### [Text block]
- - -
The Department for International Development of the United Kingdom is the largest foreign backer of the program, providing $244 million (or 27%) of the total funds in 2016 with the Pakistani Government providing the rest.
The Benazir Income Support Programme was established in 2008 by Yousaf Raza Gillani who took the advice of President Asif Ali Zardari. The program's name is a tribute to former Prime Minister and widow of President Zardari, Benazir Bhutto, who was assassinated in 2007.
Since 2005, the purchasing power of many Pakistani families has been eroded by high inflation and the increasing cost of food and oil. BISP arose against this backdrop as a means to address reductions in purchasing power. Along with the economic development aims of the program, BISP also seeks to empower women by presenting cash transfers directly to female members of households.
BISP is currently the largest aid program in Pakistan and the government's third largest budgetary allocation. BISP spending accounts for .3% of Pakistan's GDP.
In the 2008–2009 fiscal year, more than 3 million Pakistani families received cash transfers through BISP; this figure accounts for 1.5% of the general population and 10% of the population below the poverty level. For the 2009–2010 fiscal year, the program was expanded to cover 5 million low-income families. At the program's start in 2008, the Pakistani government allocated RS 34 billion, or $425 million, for BISP; the allocation doubled to RS 70 billion, or $875 million in the following year.
- - -
### [Records]

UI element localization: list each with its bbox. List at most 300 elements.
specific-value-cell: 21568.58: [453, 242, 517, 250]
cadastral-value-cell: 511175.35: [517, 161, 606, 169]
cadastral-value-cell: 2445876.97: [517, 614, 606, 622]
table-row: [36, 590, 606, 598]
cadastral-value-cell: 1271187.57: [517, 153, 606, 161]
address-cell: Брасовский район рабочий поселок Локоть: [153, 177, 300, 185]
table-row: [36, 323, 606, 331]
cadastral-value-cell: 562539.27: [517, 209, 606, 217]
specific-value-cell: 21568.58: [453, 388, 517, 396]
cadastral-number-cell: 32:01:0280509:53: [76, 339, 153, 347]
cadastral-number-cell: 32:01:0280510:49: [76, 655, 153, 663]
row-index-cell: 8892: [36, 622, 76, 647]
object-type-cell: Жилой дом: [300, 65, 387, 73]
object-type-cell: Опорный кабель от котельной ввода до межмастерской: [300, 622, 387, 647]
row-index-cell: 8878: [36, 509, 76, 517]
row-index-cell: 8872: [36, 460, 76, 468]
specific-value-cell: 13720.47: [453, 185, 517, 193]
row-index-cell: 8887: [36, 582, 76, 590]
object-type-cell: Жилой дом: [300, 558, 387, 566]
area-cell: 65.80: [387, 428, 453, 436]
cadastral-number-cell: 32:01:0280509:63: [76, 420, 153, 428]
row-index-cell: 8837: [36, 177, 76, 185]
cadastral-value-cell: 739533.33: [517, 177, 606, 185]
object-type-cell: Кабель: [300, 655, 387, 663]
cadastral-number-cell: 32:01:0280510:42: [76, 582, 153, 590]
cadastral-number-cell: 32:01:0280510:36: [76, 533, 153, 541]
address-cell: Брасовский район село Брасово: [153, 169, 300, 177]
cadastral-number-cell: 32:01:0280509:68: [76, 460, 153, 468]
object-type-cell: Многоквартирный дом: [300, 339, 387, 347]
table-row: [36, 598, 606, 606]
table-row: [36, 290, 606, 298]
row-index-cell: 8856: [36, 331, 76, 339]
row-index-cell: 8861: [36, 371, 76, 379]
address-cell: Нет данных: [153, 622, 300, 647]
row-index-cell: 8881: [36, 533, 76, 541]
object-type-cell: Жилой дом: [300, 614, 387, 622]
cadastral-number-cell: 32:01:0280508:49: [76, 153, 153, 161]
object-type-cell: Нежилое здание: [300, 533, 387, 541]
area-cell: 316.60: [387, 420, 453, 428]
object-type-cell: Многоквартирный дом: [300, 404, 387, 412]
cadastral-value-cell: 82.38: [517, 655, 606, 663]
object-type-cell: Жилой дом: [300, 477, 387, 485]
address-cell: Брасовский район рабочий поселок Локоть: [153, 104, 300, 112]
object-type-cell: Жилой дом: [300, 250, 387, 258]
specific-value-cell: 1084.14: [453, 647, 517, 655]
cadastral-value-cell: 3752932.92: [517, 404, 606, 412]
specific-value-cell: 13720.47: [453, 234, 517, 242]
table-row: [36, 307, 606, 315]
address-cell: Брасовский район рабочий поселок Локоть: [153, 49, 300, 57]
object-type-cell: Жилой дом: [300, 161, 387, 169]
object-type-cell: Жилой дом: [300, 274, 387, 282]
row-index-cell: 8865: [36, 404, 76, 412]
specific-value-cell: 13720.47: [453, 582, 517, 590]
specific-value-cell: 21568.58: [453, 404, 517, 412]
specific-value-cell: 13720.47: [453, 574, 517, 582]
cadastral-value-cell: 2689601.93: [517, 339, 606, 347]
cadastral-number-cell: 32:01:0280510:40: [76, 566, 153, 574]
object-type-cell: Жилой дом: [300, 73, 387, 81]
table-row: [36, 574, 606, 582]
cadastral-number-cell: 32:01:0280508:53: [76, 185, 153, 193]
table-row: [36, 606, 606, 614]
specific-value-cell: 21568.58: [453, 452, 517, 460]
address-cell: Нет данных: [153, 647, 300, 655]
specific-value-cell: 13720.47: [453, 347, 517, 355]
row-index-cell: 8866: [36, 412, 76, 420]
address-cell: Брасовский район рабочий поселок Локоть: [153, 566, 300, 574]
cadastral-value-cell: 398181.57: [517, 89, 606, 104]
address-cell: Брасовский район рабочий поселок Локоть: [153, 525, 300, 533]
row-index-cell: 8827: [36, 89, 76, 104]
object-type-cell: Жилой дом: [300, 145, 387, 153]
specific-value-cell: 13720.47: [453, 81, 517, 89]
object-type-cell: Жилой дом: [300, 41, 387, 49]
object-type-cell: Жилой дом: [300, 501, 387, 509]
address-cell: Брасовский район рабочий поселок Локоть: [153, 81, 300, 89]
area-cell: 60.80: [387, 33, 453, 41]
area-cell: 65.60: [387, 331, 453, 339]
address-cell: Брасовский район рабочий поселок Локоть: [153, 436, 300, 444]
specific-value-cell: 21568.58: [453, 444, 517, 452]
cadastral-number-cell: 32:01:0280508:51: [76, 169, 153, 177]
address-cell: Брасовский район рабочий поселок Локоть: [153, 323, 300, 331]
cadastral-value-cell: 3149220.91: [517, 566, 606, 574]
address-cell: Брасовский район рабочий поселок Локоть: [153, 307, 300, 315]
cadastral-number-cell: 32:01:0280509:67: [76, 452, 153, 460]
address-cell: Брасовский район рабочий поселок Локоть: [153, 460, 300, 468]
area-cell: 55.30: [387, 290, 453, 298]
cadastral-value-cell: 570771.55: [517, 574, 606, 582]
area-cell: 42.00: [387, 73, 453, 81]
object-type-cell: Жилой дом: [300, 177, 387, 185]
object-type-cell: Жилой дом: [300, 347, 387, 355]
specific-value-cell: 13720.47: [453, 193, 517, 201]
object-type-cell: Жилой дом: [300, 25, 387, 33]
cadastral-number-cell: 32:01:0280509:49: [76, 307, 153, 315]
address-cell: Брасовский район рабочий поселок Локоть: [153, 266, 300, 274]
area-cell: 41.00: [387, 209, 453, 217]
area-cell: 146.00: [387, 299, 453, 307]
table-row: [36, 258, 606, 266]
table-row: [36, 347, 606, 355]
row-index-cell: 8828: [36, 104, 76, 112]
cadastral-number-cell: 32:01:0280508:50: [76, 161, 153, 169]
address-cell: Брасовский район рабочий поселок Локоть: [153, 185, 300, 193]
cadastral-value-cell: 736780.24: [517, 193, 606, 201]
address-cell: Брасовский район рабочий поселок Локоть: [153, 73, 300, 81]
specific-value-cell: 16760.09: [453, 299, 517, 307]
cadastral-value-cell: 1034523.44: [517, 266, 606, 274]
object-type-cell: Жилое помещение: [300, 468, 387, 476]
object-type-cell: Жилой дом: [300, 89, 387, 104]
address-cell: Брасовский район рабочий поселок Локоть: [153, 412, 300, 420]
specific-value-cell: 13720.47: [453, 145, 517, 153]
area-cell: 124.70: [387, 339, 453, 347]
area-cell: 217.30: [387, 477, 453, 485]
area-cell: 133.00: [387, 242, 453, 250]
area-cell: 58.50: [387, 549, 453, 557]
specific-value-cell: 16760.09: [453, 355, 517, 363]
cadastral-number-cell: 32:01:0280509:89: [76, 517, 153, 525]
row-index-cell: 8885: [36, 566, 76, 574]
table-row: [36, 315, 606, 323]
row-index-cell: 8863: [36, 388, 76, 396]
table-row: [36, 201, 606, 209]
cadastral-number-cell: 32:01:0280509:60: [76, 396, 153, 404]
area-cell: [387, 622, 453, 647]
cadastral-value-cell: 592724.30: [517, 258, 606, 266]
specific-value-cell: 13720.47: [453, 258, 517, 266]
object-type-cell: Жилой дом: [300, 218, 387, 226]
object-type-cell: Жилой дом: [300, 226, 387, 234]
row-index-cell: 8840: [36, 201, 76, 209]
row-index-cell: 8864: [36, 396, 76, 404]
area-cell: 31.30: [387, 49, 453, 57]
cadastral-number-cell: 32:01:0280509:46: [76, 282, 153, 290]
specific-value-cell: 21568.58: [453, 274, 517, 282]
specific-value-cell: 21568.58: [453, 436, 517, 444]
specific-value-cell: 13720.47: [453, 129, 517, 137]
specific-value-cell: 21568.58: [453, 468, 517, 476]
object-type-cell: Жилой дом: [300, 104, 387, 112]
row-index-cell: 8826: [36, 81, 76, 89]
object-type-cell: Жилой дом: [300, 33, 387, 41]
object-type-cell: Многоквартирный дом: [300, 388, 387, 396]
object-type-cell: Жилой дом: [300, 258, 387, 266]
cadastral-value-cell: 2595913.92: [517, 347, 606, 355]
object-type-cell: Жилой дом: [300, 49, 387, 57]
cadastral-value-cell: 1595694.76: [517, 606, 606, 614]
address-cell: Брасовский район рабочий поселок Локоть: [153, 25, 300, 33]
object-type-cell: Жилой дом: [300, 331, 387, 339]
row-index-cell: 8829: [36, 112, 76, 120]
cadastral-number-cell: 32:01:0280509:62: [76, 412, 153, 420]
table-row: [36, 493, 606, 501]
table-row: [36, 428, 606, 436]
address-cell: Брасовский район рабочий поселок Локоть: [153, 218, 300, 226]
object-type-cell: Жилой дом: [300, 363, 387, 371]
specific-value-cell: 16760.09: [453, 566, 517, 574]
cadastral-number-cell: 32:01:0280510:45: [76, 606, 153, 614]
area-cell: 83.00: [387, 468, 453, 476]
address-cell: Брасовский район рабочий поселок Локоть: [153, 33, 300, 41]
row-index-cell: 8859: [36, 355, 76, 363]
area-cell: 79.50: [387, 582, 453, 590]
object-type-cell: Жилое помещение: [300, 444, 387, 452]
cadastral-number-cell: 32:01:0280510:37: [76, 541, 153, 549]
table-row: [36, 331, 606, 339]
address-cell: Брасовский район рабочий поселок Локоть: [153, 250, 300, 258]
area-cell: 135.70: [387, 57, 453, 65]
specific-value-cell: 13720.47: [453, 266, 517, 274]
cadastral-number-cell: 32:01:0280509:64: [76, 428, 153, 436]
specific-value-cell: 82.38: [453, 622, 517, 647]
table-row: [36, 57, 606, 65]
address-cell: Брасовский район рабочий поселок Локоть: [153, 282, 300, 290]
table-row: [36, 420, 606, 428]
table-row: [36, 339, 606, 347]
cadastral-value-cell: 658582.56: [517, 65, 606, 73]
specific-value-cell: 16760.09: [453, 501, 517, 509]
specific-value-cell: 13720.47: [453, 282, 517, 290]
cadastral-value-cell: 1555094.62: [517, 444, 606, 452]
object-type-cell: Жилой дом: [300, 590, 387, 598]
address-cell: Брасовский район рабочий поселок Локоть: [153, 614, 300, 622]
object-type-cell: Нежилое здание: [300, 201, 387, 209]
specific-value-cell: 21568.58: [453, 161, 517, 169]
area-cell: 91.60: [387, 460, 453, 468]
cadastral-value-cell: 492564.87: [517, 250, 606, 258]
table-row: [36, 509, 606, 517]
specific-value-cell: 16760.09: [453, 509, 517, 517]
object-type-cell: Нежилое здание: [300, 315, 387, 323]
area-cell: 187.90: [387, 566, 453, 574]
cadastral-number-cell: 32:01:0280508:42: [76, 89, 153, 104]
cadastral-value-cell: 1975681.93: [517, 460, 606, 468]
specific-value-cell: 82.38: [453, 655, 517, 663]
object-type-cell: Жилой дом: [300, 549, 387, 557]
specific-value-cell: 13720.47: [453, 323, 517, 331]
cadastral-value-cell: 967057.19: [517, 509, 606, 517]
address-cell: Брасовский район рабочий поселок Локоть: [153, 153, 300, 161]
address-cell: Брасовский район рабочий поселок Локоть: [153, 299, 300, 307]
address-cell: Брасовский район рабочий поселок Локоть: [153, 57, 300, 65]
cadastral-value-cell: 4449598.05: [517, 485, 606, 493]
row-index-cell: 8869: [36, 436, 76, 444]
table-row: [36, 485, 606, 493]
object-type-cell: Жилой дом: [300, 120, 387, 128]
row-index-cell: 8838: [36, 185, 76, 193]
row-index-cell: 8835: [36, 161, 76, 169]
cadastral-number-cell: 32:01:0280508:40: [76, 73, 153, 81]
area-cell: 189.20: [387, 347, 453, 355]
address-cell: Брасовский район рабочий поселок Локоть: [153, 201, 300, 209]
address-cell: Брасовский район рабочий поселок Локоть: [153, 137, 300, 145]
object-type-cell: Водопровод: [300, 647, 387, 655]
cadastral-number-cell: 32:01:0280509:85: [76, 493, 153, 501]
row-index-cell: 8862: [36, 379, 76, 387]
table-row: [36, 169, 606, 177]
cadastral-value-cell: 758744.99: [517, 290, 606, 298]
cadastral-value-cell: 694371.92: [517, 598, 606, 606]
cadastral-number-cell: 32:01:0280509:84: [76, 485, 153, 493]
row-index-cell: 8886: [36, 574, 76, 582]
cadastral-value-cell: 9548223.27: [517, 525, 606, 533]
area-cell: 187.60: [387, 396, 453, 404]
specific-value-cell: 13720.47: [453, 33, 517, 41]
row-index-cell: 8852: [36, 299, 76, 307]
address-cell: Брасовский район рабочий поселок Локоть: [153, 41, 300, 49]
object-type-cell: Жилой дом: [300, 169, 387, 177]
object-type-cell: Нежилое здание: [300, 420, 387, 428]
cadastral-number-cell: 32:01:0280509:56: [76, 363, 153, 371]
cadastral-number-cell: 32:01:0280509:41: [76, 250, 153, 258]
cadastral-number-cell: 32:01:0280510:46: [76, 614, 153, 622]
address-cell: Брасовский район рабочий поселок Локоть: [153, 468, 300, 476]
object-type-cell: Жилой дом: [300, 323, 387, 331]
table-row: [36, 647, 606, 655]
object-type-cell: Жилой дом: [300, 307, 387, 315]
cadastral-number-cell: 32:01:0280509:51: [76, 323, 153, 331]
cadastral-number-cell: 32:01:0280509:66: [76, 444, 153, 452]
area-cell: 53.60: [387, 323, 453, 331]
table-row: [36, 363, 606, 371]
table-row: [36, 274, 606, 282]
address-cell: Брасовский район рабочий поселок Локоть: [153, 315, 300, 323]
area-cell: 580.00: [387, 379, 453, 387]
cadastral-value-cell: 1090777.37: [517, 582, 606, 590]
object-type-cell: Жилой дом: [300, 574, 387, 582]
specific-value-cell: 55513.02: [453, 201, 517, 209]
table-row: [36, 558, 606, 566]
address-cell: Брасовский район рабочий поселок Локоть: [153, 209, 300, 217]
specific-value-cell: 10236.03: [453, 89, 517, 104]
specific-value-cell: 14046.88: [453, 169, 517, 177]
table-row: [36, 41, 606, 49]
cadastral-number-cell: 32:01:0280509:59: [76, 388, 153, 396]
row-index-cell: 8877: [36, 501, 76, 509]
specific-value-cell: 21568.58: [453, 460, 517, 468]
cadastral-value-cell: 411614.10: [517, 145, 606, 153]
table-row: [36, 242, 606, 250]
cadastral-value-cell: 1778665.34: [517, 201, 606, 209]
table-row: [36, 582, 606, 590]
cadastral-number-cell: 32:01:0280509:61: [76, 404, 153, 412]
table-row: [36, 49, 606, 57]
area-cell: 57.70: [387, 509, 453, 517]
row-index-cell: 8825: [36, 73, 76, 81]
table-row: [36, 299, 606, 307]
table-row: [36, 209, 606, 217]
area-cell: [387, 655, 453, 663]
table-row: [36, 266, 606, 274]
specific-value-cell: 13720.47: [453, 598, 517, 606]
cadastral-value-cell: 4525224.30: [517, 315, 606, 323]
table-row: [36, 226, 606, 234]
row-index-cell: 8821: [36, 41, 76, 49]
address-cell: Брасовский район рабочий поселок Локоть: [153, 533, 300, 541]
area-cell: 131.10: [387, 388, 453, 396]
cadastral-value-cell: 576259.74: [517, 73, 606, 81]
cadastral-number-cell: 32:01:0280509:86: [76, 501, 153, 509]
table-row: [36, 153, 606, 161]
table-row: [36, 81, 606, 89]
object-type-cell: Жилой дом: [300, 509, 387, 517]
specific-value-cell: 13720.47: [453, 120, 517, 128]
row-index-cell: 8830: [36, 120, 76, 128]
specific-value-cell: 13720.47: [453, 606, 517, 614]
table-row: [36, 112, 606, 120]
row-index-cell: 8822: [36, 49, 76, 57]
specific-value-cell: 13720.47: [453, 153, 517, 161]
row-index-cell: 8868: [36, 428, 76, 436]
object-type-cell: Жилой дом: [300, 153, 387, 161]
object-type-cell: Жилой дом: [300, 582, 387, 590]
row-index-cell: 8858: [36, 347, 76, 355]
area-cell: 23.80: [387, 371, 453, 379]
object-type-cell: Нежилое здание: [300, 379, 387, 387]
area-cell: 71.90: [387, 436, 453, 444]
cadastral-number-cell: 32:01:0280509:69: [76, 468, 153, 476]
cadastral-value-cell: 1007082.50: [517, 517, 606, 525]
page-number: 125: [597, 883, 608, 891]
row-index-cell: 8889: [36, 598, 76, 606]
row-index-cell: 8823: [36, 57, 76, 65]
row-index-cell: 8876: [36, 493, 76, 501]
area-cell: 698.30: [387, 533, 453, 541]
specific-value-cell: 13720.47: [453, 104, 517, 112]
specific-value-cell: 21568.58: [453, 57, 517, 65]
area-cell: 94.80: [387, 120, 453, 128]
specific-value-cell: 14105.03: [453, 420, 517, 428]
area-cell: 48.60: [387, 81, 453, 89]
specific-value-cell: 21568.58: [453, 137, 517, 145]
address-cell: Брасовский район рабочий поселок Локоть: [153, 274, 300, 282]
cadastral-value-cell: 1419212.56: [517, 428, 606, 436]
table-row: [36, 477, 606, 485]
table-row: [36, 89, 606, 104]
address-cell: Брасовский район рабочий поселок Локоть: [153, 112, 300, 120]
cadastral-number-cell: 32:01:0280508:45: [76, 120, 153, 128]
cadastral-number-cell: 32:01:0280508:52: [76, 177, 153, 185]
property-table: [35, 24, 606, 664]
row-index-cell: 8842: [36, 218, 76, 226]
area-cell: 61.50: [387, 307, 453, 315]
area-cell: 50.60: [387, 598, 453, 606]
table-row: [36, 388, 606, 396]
- - -
### [Stated problem]
Translate this sentence from the passage on the Benazir Income Support Programme into Spanish: "BISP is currently the largest aid program in Pakistan and the government's third largest budgetary allocation." The rows have no part in this work.

### [Output below]
El BISP es actualmente el mayor programa de ayuda de Pakistán y la tercera mayor asignación presupuestaria del gobierno.